# Exercise instructions:
Quote every entry below word for word and in the same order.

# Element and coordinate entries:
>> begin

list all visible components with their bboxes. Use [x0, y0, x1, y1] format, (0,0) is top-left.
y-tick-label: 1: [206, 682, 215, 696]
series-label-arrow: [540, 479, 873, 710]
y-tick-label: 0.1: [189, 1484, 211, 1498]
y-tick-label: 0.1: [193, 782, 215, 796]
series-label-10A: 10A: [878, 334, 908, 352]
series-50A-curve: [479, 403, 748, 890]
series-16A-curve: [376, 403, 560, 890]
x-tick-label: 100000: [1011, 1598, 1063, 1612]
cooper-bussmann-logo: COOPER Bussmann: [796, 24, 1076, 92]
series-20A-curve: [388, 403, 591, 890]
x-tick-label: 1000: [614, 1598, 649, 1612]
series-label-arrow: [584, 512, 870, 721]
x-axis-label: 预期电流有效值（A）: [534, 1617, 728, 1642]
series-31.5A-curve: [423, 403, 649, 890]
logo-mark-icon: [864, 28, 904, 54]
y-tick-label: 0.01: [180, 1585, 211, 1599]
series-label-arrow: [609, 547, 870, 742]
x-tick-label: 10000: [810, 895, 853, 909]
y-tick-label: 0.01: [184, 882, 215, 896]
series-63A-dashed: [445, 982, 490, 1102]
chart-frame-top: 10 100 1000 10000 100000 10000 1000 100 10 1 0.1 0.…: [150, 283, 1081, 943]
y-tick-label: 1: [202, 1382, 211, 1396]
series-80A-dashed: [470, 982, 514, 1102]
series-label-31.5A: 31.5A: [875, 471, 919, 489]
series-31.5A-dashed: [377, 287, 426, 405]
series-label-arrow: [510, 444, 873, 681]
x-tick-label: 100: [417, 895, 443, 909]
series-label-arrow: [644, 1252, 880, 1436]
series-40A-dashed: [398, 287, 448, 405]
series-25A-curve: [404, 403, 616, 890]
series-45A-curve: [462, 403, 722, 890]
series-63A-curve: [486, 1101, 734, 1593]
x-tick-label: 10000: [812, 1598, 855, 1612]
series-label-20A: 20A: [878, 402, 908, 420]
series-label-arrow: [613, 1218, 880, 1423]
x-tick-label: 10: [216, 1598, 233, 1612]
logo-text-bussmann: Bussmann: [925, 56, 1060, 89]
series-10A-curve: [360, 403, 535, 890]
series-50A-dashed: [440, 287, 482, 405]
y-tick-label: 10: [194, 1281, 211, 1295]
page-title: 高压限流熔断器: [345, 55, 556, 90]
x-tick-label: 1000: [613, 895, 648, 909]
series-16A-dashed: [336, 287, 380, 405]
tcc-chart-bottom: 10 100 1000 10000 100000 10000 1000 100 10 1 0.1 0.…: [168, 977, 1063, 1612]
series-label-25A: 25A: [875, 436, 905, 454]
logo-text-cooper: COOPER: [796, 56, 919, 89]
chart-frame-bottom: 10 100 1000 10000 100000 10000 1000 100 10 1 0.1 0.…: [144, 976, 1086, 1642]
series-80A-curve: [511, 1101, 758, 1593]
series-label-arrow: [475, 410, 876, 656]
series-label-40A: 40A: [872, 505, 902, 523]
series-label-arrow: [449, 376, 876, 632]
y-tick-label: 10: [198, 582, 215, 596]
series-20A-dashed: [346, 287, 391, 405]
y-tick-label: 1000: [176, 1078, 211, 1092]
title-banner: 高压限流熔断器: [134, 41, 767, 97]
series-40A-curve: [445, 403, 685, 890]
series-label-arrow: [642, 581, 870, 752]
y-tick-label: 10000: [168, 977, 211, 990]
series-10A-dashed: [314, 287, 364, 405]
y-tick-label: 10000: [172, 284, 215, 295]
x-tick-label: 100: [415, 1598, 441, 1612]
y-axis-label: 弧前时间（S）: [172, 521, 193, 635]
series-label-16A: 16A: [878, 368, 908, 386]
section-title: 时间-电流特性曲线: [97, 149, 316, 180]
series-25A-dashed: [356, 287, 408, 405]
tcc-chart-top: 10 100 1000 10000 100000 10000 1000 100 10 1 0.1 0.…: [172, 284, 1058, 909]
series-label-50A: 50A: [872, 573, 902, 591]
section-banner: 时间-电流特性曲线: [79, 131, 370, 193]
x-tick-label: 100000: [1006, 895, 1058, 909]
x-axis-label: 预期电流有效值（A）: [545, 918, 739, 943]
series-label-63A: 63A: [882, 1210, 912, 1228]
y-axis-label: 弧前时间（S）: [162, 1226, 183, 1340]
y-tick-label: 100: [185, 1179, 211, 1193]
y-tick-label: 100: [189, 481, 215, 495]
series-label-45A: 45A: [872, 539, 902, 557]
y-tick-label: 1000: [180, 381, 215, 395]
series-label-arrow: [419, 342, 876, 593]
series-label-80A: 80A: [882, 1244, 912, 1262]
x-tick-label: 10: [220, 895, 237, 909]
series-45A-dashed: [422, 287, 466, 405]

>> end

# Result:
list all visible components with their bboxes. Use [x0, y0, x1, y1] format, (0,0) is top-left.
y-tick-label: 1: [206, 682, 215, 696]
series-label-arrow: [540, 479, 873, 710]
y-tick-label: 0.1: [189, 1484, 211, 1498]
y-tick-label: 0.1: [193, 782, 215, 796]
series-label-10A: 10A: [878, 334, 908, 352]
series-50A-curve: [479, 403, 748, 890]
series-16A-curve: [376, 403, 560, 890]
x-tick-label: 100000: [1011, 1598, 1063, 1612]
cooper-bussmann-logo: COOPER Bussmann: [796, 24, 1076, 92]
series-20A-curve: [388, 403, 591, 890]
x-tick-label: 1000: [614, 1598, 649, 1612]
series-label-arrow: [584, 512, 870, 721]
x-axis-label: 预期电流有效值（A）: [534, 1617, 728, 1642]
series-31.5A-curve: [423, 403, 649, 890]
logo-mark-icon: [864, 28, 904, 54]
y-tick-label: 0.01: [180, 1585, 211, 1599]
series-label-arrow: [609, 547, 870, 742]
x-tick-label: 10000: [810, 895, 853, 909]
y-tick-label: 0.01: [184, 882, 215, 896]
series-63A-dashed: [445, 982, 490, 1102]
chart-frame-top: 10 100 1000 10000 100000 10000 1000 100 10 1 0.1 0.…: [150, 283, 1081, 943]
y-tick-label: 1: [202, 1382, 211, 1396]
series-80A-dashed: [470, 982, 514, 1102]
series-label-31.5A: 31.5A: [875, 471, 919, 489]
series-31.5A-dashed: [377, 287, 426, 405]
series-label-arrow: [510, 444, 873, 681]
x-tick-label: 100: [417, 895, 443, 909]
series-label-arrow: [644, 1252, 880, 1436]
series-40A-dashed: [398, 287, 448, 405]
series-25A-curve: [404, 403, 616, 890]
series-45A-curve: [462, 403, 722, 890]
series-63A-curve: [486, 1101, 734, 1593]
x-tick-label: 10000: [812, 1598, 855, 1612]
series-label-20A: 20A: [878, 402, 908, 420]
series-label-arrow: [613, 1218, 880, 1423]
x-tick-label: 10: [216, 1598, 233, 1612]
logo-text-bussmann: Bussmann: [925, 56, 1060, 89]
series-10A-curve: [360, 403, 535, 890]
series-50A-dashed: [440, 287, 482, 405]
y-tick-label: 10: [194, 1281, 211, 1295]
page-title: 高压限流熔断器: [345, 55, 556, 90]
x-tick-label: 1000: [613, 895, 648, 909]
series-16A-dashed: [336, 287, 380, 405]
tcc-chart-bottom: 10 100 1000 10000 100000 10000 1000 100 10 1 0.1 0.…: [168, 977, 1063, 1612]
series-label-25A: 25A: [875, 436, 905, 454]
logo-text-cooper: COOPER: [796, 56, 919, 89]
chart-frame-bottom: 10 100 1000 10000 100000 10000 1000 100 10 1 0.1 0.…: [144, 976, 1086, 1642]
series-80A-curve: [511, 1101, 758, 1593]
series-label-arrow: [475, 410, 876, 656]
series-label-40A: 40A: [872, 505, 902, 523]
series-label-arrow: [449, 376, 876, 632]
y-tick-label: 10: [198, 582, 215, 596]
series-20A-dashed: [346, 287, 391, 405]
y-tick-label: 1000: [176, 1078, 211, 1092]
title-banner: 高压限流熔断器: [134, 41, 767, 97]
series-40A-curve: [445, 403, 685, 890]
series-label-arrow: [642, 581, 870, 752]
y-tick-label: 10000: [168, 977, 211, 990]
series-10A-dashed: [314, 287, 364, 405]
y-tick-label: 10000: [172, 284, 215, 295]
x-tick-label: 100: [415, 1598, 441, 1612]
y-axis-label: 弧前时间（S）: [172, 521, 193, 635]
series-label-16A: 16A: [878, 368, 908, 386]
section-title: 时间-电流特性曲线: [97, 149, 316, 180]
series-25A-dashed: [356, 287, 408, 405]
tcc-chart-top: 10 100 1000 10000 100000 10000 1000 100 10 1 0.1 0.…: [172, 284, 1058, 909]
series-label-50A: 50A: [872, 573, 902, 591]
section-banner: 时间-电流特性曲线: [79, 131, 370, 193]
x-tick-label: 100000: [1006, 895, 1058, 909]
x-axis-label: 预期电流有效值（A）: [545, 918, 739, 943]
series-label-63A: 63A: [882, 1210, 912, 1228]
y-axis-label: 弧前时间（S）: [162, 1226, 183, 1340]
y-tick-label: 100: [185, 1179, 211, 1193]
y-tick-label: 100: [189, 481, 215, 495]
series-label-45A: 45A: [872, 539, 902, 557]
y-tick-label: 1000: [180, 381, 215, 395]
series-label-arrow: [419, 342, 876, 593]
series-label-80A: 80A: [882, 1244, 912, 1262]
x-tick-label: 10: [220, 895, 237, 909]
series-45A-dashed: [422, 287, 466, 405]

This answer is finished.